» **Problem**: Transcribe every line exactly and omit anything that is a picture.

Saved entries

* * * *

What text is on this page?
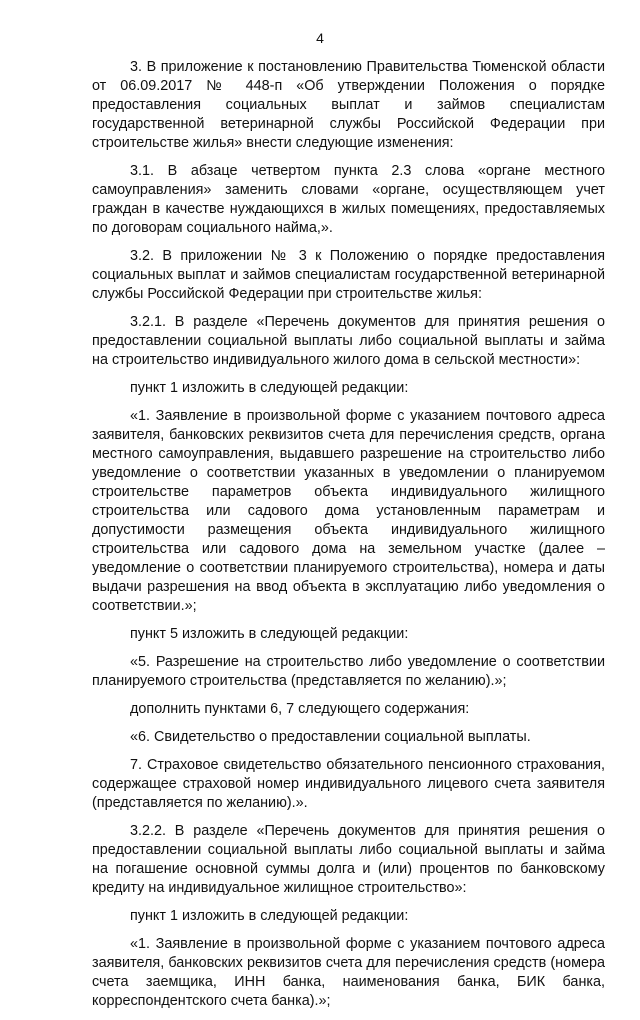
4

3. В приложение к постановлению Правительства Тюменской области от 06.09.2017 № 448-п «Об утверждении Положения о порядке предоставления социальных выплат и займов специалистам государственной ветеринарной службы Российской Федерации при строительстве жилья» внести следующие изменения:

3.1. В абзаце четвертом пункта 2.3 слова «органе местного самоуправления» заменить словами «органе, осуществляющем учет граждан в качестве нуждающихся в жилых помещениях, предоставляемых по договорам социального найма,».

3.2. В приложении № 3 к Положению о порядке предоставления социальных выплат и займов специалистам государственной ветеринарной службы Российской Федерации при строительстве жилья:

3.2.1. В разделе «Перечень документов для принятия решения о предоставлении социальной выплаты либо социальной выплаты и займа на строительство индивидуального жилого дома в сельской местности»:

пункт 1 изложить в следующей редакции:

«1. Заявление в произвольной форме с указанием почтового адреса заявителя, банковских реквизитов счета для перечисления средств, органа местного самоуправления, выдавшего разрешение на строительство либо уведомление о соответствии указанных в уведомлении о планируемом строительстве параметров объекта индивидуального жилищного строительства или садового дома установленным параметрам и допустимости размещения объекта индивидуального жилищного строительства или садового дома на земельном участке (далее – уведомление о соответствии планируемого строительства), номера и даты выдачи разрешения на ввод объекта в эксплуатацию либо уведомления о соответствии.»;

пункт 5 изложить в следующей редакции:

«5. Разрешение на строительство либо уведомление о соответствии планируемого строительства (представляется по желанию).»;

дополнить пунктами 6, 7 следующего содержания:

«6. Свидетельство о предоставлении социальной выплаты.

7. Страховое свидетельство обязательного пенсионного страхования, содержащее страховой номер индивидуального лицевого счета заявителя (представляется по желанию).».

3.2.2. В разделе «Перечень документов для принятия решения о предоставлении социальной выплаты либо социальной выплаты и займа на погашение основной суммы долга и (или) процентов по банковскому кредиту на индивидуальное жилищное строительство»:

пункт 1 изложить в следующей редакции:

«1. Заявление в произвольной форме с указанием почтового адреса заявителя, банковских реквизитов счета для перечисления средств (номера счета заемщика, ИНН банка, наименования банка, БИК банка, корреспондентского счета банка).»;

* * * *

» **Result for this task**:
What text is on this page?
4

3. В приложение к постановлению Правительства Тюменской области от 06.09.2017 № 448-п «Об утверждении Положения о порядке предоставления социальных выплат и займов специалистам государственной ветеринарной службы Российской Федерации при строительстве жилья» внести следующие изменения:

3.1. В абзаце четвертом пункта 2.3 слова «органе местного самоуправления» заменить словами «органе, осуществляющем учет граждан в качестве нуждающихся в жилых помещениях, предоставляемых по договорам социального найма,».

3.2. В приложении № 3 к Положению о порядке предоставления социальных выплат и займов специалистам государственной ветеринарной службы Российской Федерации при строительстве жилья:

3.2.1. В разделе «Перечень документов для принятия решения о предоставлении социальной выплаты либо социальной выплаты и займа на строительство индивидуального жилого дома в сельской местности»:

пункт 1 изложить в следующей редакции:

«1. Заявление в произвольной форме с указанием почтового адреса заявителя, банковских реквизитов счета для перечисления средств, органа местного самоуправления, выдавшего разрешение на строительство либо уведомление о соответствии указанных в уведомлении о планируемом строительстве параметров объекта индивидуального жилищного строительства или садового дома установленным параметрам и допустимости размещения объекта индивидуального жилищного строительства или садового дома на земельном участке (далее – уведомление о соответствии планируемого строительства), номера и даты выдачи разрешения на ввод объекта в эксплуатацию либо уведомления о соответствии.»;

пункт 5 изложить в следующей редакции:

«5. Разрешение на строительство либо уведомление о соответствии планируемого строительства (представляется по желанию).»;

дополнить пунктами 6, 7 следующего содержания:

«6. Свидетельство о предоставлении социальной выплаты.

7. Страховое свидетельство обязательного пенсионного страхования, содержащее страховой номер индивидуального лицевого счета заявителя (представляется по желанию).».

3.2.2. В разделе «Перечень документов для принятия решения о предоставлении социальной выплаты либо социальной выплаты и займа на погашение основной суммы долга и (или) процентов по банковскому кредиту на индивидуальное жилищное строительство»:

пункт 1 изложить в следующей редакции:

«1. Заявление в произвольной форме с указанием почтового адреса заявителя, банковских реквизитов счета для перечисления средств (номера счета заемщика, ИНН банка, наименования банка, БИК банка, корреспондентского счета банка).»;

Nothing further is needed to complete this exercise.